## Task description
Using the listing below, report all lines holding the word "which".

## Stored rows
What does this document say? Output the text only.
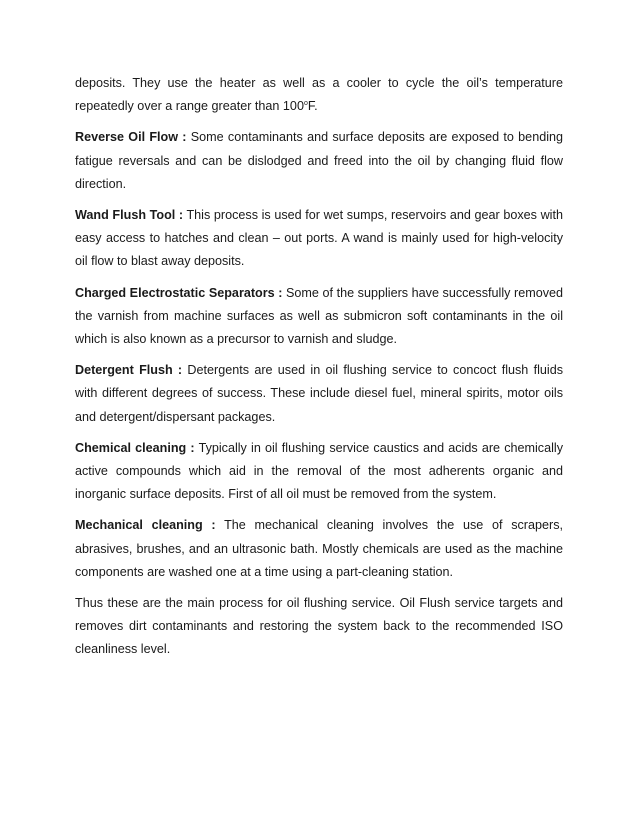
deposits. They use the heater as well as a cooler to cycle the oil’s temperature repeatedly over a range greater than 100$^o$F.

Reverse Oil Flow : Some contaminants and surface deposits are exposed to bending fatigue reversals and can be dislodged and freed into the oil by changing fluid flow direction.

Wand Flush Tool : This process is used for wet sumps, reservoirs and gear boxes with easy access to hatches and clean – out ports. A wand is mainly used for high-velocity oil flow to blast away deposits.

Charged Electrostatic Separators : Some of the suppliers have successfully removed the varnish from machine surfaces as well as submicron soft contaminants in the oil which is also known as a precursor to varnish and sludge.

Detergent Flush : Detergents are used in oil flushing service to concoct flush fluids with different degrees of success. These include diesel fuel, mineral spirits, motor oils and detergent/dispersant packages.

Chemical cleaning : Typically in oil flushing service caustics and acids are chemically active compounds which aid in the removal of the most adherents organic and inorganic surface deposits. First of all oil must be removed from the system.

Mechanical cleaning : The mechanical cleaning involves the use of scrapers, abrasives, brushes, and an ultrasonic bath. Mostly chemicals are used as the machine components are washed one at a time using a part-cleaning station.

Thus these are the main process for oil flushing service. Oil Flush service targets and removes dirt contaminants and restoring the system back to the recommended ISO cleanliness level.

## Task answer
Charged Electrostatic Separators : Some of the suppliers have successfully removed the varnish from machine surfaces as well as submicron soft contaminants in the oil which is also known as a precursor to varnish and sludge.
Chemical cleaning : Typically in oil flushing service caustics and acids are chemically active compounds which aid in the removal of the most adherents organic and inorganic surface deposits. First of all oil must be removed from the system.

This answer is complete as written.